• _WHAT YOU HAVE TO DO_:
Go to the line that contains "Read this page and output its text content.", then write out that line and all that follow to the end of the listing, exactly and without pictures.

#### DATASET EXCERPTS

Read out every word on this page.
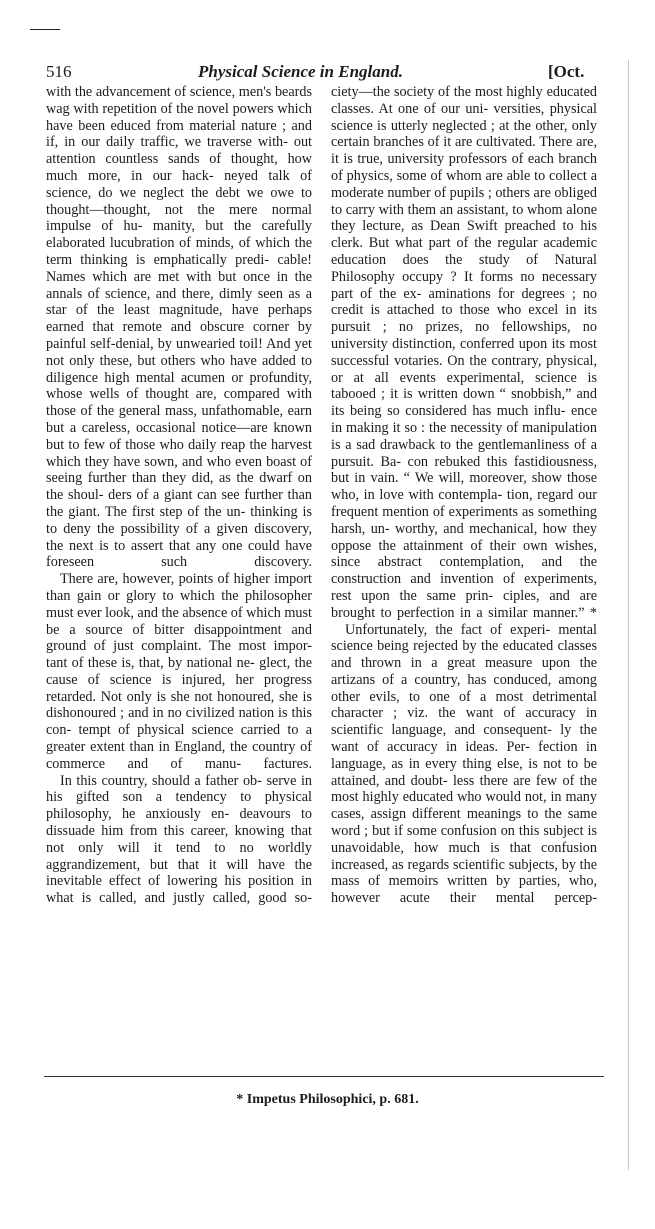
516	Physical Science in England.	[Oct.

with the advancement of science, men's beards wag with repetition of the novel powers which have been educed from material nature ; and if, in our daily traffic, we traverse with- out attention countless sands of thought, how much more, in our hack- neyed talk of science, do we neglect the debt we owe to thought—thought, not the mere normal impulse of hu- manity, but the carefully elaborated lucubration of minds, of which the term thinking is emphatically predi- cable! Names which are met with but once in the annals of science, and there, dimly seen as a star of the least magnitude, have perhaps earned that remote and obscure corner by painful self-denial, by unwearied toil! And yet not only these, but others who have added to diligence high mental acumen or profundity, whose wells of thought are, compared with those of the general mass, unfathomable, earn but a careless, occasional notice—are known but to few of those who daily reap the harvest which they have sown, and who even boast of seeing further than they did, as the dwarf on the shoul- ders of a giant can see further than the giant. The first step of the un- thinking is to deny the possibility of a given discovery, the next is to assert that any one could have foreseen such discovery.

There are, however, points of higher import than gain or glory to which the philosopher must ever look, and the absence of which must be a source of bitter disappointment and ground of just complaint. The most impor- tant of these is, that, by national ne- glect, the cause of science is injured, her progress retarded. Not only is she not honoured, she is dishonoured ; and in no civilized nation is this con- tempt of physical science carried to a greater extent than in England, the country of commerce and of manu- factures.

In this country, should a father ob- serve in his gifted son a tendency to physical philosophy, he anxiously en- deavours to dissuade him from this career, knowing that not only will it tend to no worldly aggrandizement, but that it will have the inevitable effect of lowering his position in what is called, and justly called, good so-

ciety—the society of the most highly educated classes. At one of our uni- versities, physical science is utterly neglected ; at the other, only certain branches of it are cultivated. There are, it is true, university professors of each branch of physics, some of whom are able to collect a moderate number of pupils ; others are obliged to carry with them an assistant, to whom alone they lecture, as Dean Swift preached to his clerk. But what part of the regular academic education does the study of Natural Philosophy occupy ? It forms no necessary part of the ex- aminations for degrees ; no credit is attached to those who excel in its pursuit ; no prizes, no fellowships, no university distinction, conferred upon its most successful votaries. On the contrary, physical, or at all events experimental, science is tabooed ; it is written down “ snobbish,” and its being so considered has much influ- ence in making it so : the necessity of manipulation is a sad drawback to the gentlemanliness of a pursuit. Ba- con rebuked this fastidiousness, but in vain. “ We will, moreover, show those who, in love with contempla- tion, regard our frequent mention of experiments as something harsh, un- worthy, and mechanical, how they oppose the attainment of their own wishes, since abstract contemplation, and the construction and invention of experiments, rest upon the same prin- ciples, and are brought to perfection in a similar manner.” *

Unfortunately, the fact of experi- mental science being rejected by the educated classes and thrown in a great measure upon the artizans of a country, has conduced, among other evils, to one of a most detrimental character ; viz. the want of accuracy in scientific language, and consequent- ly the want of accuracy in ideas. Per- fection in language, as in every thing else, is not to be attained, and doubt- less there are few of the most highly educated who would not, in many cases, assign different meanings to the same word ; but if some confusion on this subject is unavoidable, how much is that confusion increased, as regards scientific subjects, by the mass of memoirs written by parties, who, however acute their mental percep-

* Impetus Philosophici, p. 681.
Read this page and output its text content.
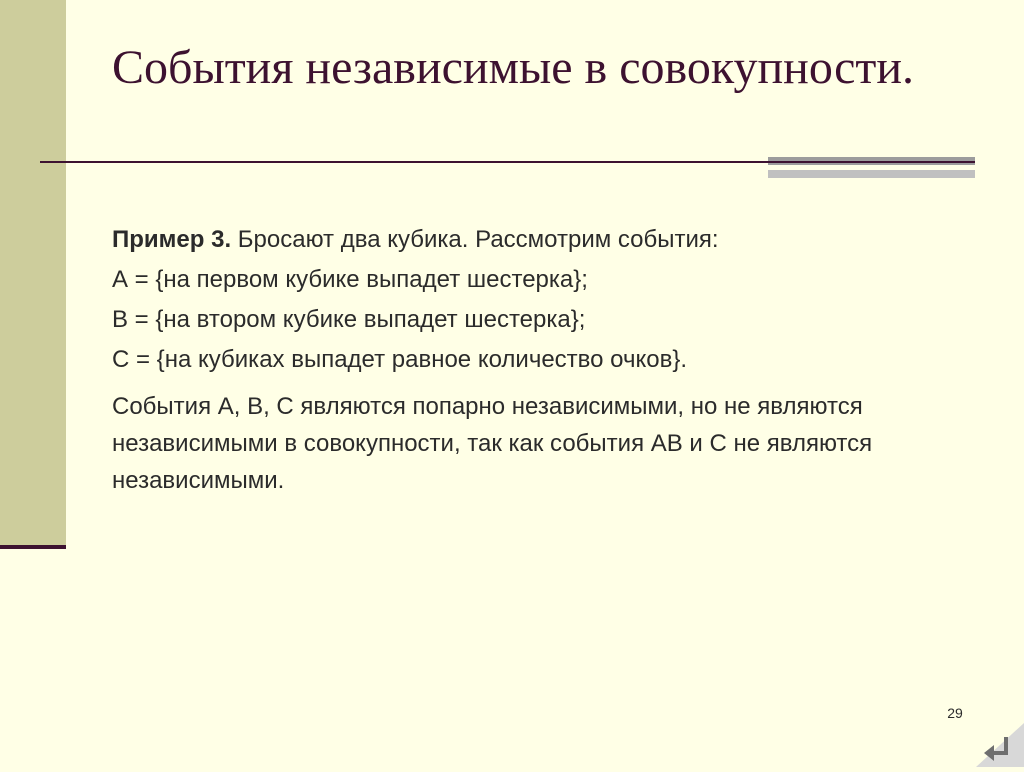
События независимые в совокупности.

Пример 3. Бросают два кубика. Рассмотрим события:

А = {на первом кубике выпадет шестерка};

В = {на втором кубике выпадет шестерка};

С = {на кубиках выпадет равное количество очков}.

События А, В, С являются попарно независимыми, но не являются независимыми в совокупности, так как события АВ и С не являются независимыми.

29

########

• _RESULT_:
Read this page and output its text content.
События независимые в совокупности.

Пример 3. Бросают два кубика. Рассмотрим события:

А = {на первом кубике выпадет шестерка};

В = {на втором кубике выпадет шестерка};

С = {на кубиках выпадет равное количество очков}.

События А, В, С являются попарно независимыми, но не являются независимыми в совокупности, так как события АВ и С не являются независимыми.

29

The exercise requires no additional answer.